TASK TO COMPLETE: Transcribe exactly the entries from the "Convert this screenshot" line to the end, both included, minus pictures.

INFORMATION PROVIDED:
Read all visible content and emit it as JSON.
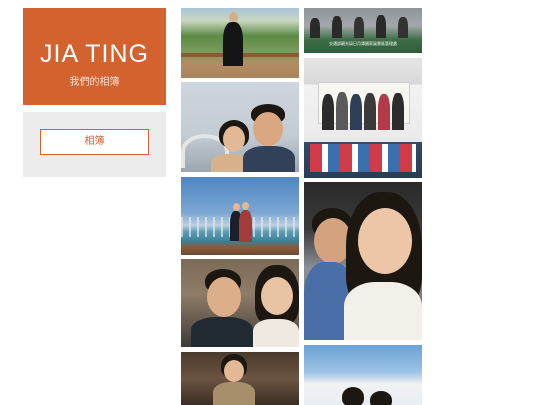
{
  "brand": {
    "title": "JIA TING",
    "subtitle": "我們的相簿"
  },
  "nav": {
    "album_button": "相簿"
  },
  "gallery": {
    "ceremony_banner": "交通部觀光局日月潭國家風景區管理處"
  }
}
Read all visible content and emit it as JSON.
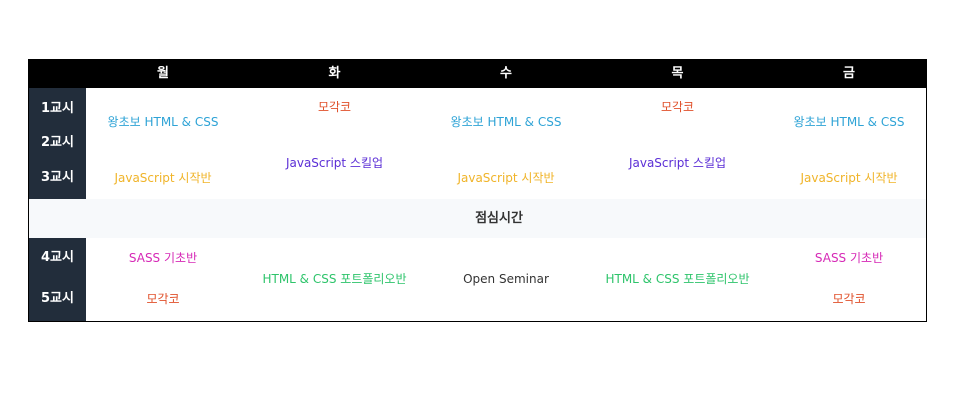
{
  "colors": {
    "header_bg": "#000000",
    "period_bg": "#222d3b",
    "lunch_bg": "#f7f9fb",
    "html_css_blue": "#2ea3d6",
    "mogakko_red": "#e0512b",
    "js_script_purple": "#5b2ed6",
    "js_start_yellow": "#f0b429",
    "sass_magenta": "#d629b6",
    "portfolio_green": "#2ec46b",
    "seminar_dark": "#333333"
  },
  "days": [
    "월",
    "화",
    "수",
    "목",
    "금"
  ],
  "periods": [
    "1교시",
    "2교시",
    "3교시",
    "4교시",
    "5교시"
  ],
  "lunch": "점심시간",
  "classes": {
    "mon_1_2": "왕초보 HTML & CSS",
    "mon_3": "JavaScript 시작반",
    "tue_1": "모각코",
    "tue_2_3": "JavaScript 스킬업",
    "wed_1_2": "왕초보 HTML & CSS",
    "wed_3": "JavaScript 시작반",
    "thu_1": "모각코",
    "thu_2_3": "JavaScript 스킬업",
    "fri_1_2": "왕초보 HTML & CSS",
    "fri_3": "JavaScript 시작반",
    "mon_4": "SASS 기초반",
    "mon_5": "모각코",
    "tue_4_5": "HTML & CSS 포트폴리오반",
    "wed_4_5": "Open Seminar",
    "thu_4_5": "HTML & CSS 포트폴리오반",
    "fri_4": "SASS 기초반",
    "fri_5": "모각코"
  }
}
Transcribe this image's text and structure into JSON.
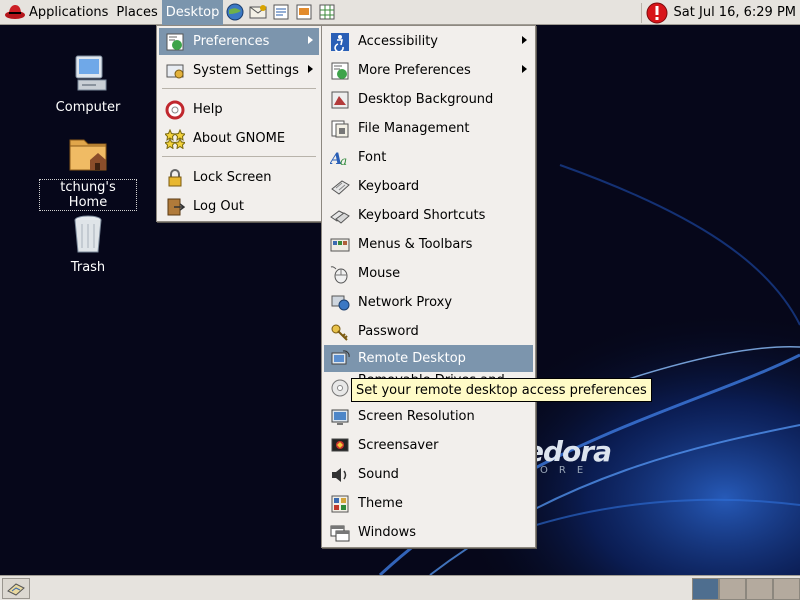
{
  "colors": {
    "panel_bg": "#e6e3de",
    "menu_bg": "#f2efec",
    "highlight": "#7c95ad",
    "tooltip_bg": "#fffbc7",
    "desktop_bg": "#05060f"
  },
  "top_panel": {
    "menus": [
      {
        "label": "Applications",
        "icon": "redhat-icon"
      },
      {
        "label": "Places"
      },
      {
        "label": "Desktop",
        "active": true
      }
    ],
    "launchers": [
      "web-browser-icon",
      "email-icon",
      "writer-icon",
      "presentation-icon",
      "spreadsheet-icon"
    ],
    "clock": "Sat Jul 16,  6:29 PM",
    "alert_icon": "update-alert-icon"
  },
  "desktop_icons": [
    {
      "label": "Computer",
      "icon": "computer-icon"
    },
    {
      "label": "tchung's Home",
      "icon": "home-folder-icon",
      "selected": true
    },
    {
      "label": "Trash",
      "icon": "trash-icon"
    }
  ],
  "desktop_menu": {
    "items": [
      {
        "label": "Preferences",
        "icon": "preferences-icon",
        "submenu": true,
        "highlighted": true
      },
      {
        "label": "System Settings",
        "icon": "system-settings-icon",
        "submenu": true
      },
      {
        "label": "Help",
        "icon": "help-icon"
      },
      {
        "label": "About GNOME",
        "icon": "about-gnome-icon"
      },
      {
        "label": "Lock Screen",
        "icon": "lock-icon"
      },
      {
        "label": "Log Out",
        "icon": "logout-icon"
      }
    ]
  },
  "preferences_menu": {
    "items": [
      {
        "label": "Accessibility",
        "icon": "accessibility-icon",
        "submenu": true
      },
      {
        "label": "More Preferences",
        "icon": "preferences-icon",
        "submenu": true
      },
      {
        "label": "Desktop Background",
        "icon": "desktop-background-icon"
      },
      {
        "label": "File Management",
        "icon": "file-management-icon"
      },
      {
        "label": "Font",
        "icon": "font-icon"
      },
      {
        "label": "Keyboard",
        "icon": "keyboard-icon"
      },
      {
        "label": "Keyboard Shortcuts",
        "icon": "keyboard-shortcuts-icon"
      },
      {
        "label": "Menus & Toolbars",
        "icon": "menus-toolbars-icon"
      },
      {
        "label": "Mouse",
        "icon": "mouse-icon"
      },
      {
        "label": "Network Proxy",
        "icon": "network-proxy-icon"
      },
      {
        "label": "Password",
        "icon": "password-icon"
      },
      {
        "label": "Remote Desktop",
        "icon": "remote-desktop-icon",
        "highlighted": true
      },
      {
        "label": "Removable Drives and Media",
        "icon": "removable-media-icon"
      },
      {
        "label": "Screen Resolution",
        "icon": "screen-resolution-icon"
      },
      {
        "label": "Screensaver",
        "icon": "screensaver-icon"
      },
      {
        "label": "Sound",
        "icon": "sound-icon"
      },
      {
        "label": "Theme",
        "icon": "theme-icon"
      },
      {
        "label": "Windows",
        "icon": "windows-icon"
      }
    ]
  },
  "tooltip": {
    "text": "Set your remote desktop access preferences"
  },
  "wallpaper": {
    "brand": "edora",
    "sub": "ORE"
  },
  "bottom_panel": {
    "show_desktop_icon": "show-desktop-icon",
    "workspaces": [
      {
        "name": "workspace-1",
        "active": true
      },
      {
        "name": "workspace-2",
        "active": false
      },
      {
        "name": "workspace-3",
        "active": false
      },
      {
        "name": "workspace-4",
        "active": false
      }
    ]
  }
}
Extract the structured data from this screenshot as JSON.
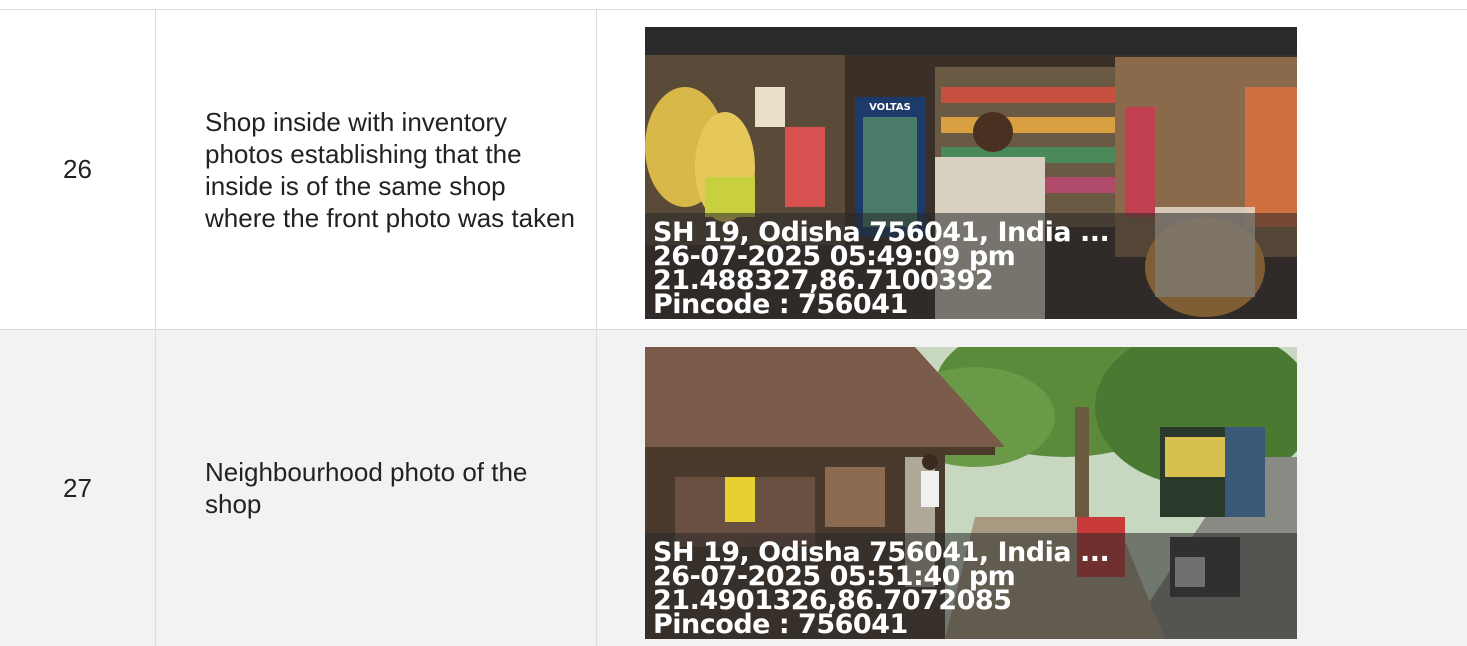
{
  "rows": [
    {
      "number": "26",
      "description": "Shop inside with inventory photos establishing that the inside is of the same shop where the front photo was taken",
      "photo": {
        "address": "SH 19, Odisha 756041, India ...",
        "datetime": "26-07-2025 05:49:09 pm",
        "coords": "21.488327,86.7100392",
        "pincode": "Pincode : 756041",
        "fridge_brand": "VOLTAS"
      }
    },
    {
      "number": "27",
      "description": "Neighbourhood photo of the shop",
      "photo": {
        "address": "SH 19, Odisha 756041, India ...",
        "datetime": "26-07-2025 05:51:40 pm",
        "coords": "21.4901326,86.7072085",
        "pincode": "Pincode : 756041"
      }
    }
  ]
}
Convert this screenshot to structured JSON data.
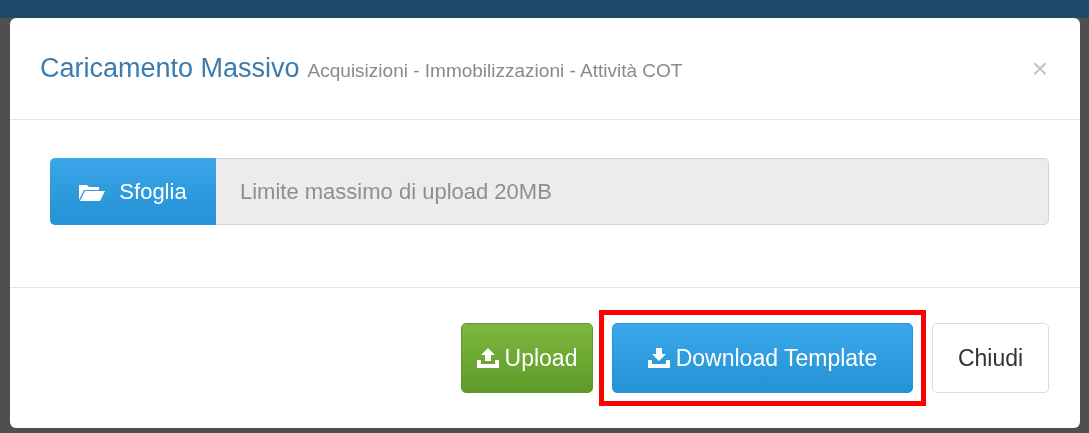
{
  "dialog": {
    "title": "Caricamento Massivo",
    "subtitle": "Acquisizioni - Immobilizzazioni - Attività COT",
    "close": "×"
  },
  "file_picker": {
    "button": "Sfoglia",
    "placeholder": "Limite massimo di upload 20MB"
  },
  "buttons": [
    {
      "kind": "upload",
      "label": "Upload",
      "highlighted": false
    },
    {
      "kind": "download",
      "label": "Download Template",
      "highlighted": true
    },
    {
      "kind": "close",
      "label": "Chiudi",
      "highlighted": false
    }
  ]
}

RESULT OF THE TASK:
Convert this screenshot to structured JSON data.
{
  "dialog": {
    "title": "Caricamento Massivo",
    "subtitle": "Acquisizioni - Immobilizzazioni - Attività COT",
    "close": "×"
  },
  "file_picker": {
    "button": "Sfoglia",
    "placeholder": "Limite massimo di upload 20MB"
  },
  "buttons": [
    {
      "kind": "upload",
      "label": "Upload",
      "highlighted": false
    },
    {
      "kind": "download",
      "label": "Download Template",
      "highlighted": true
    },
    {
      "kind": "close",
      "label": "Chiudi",
      "highlighted": false
    }
  ]
}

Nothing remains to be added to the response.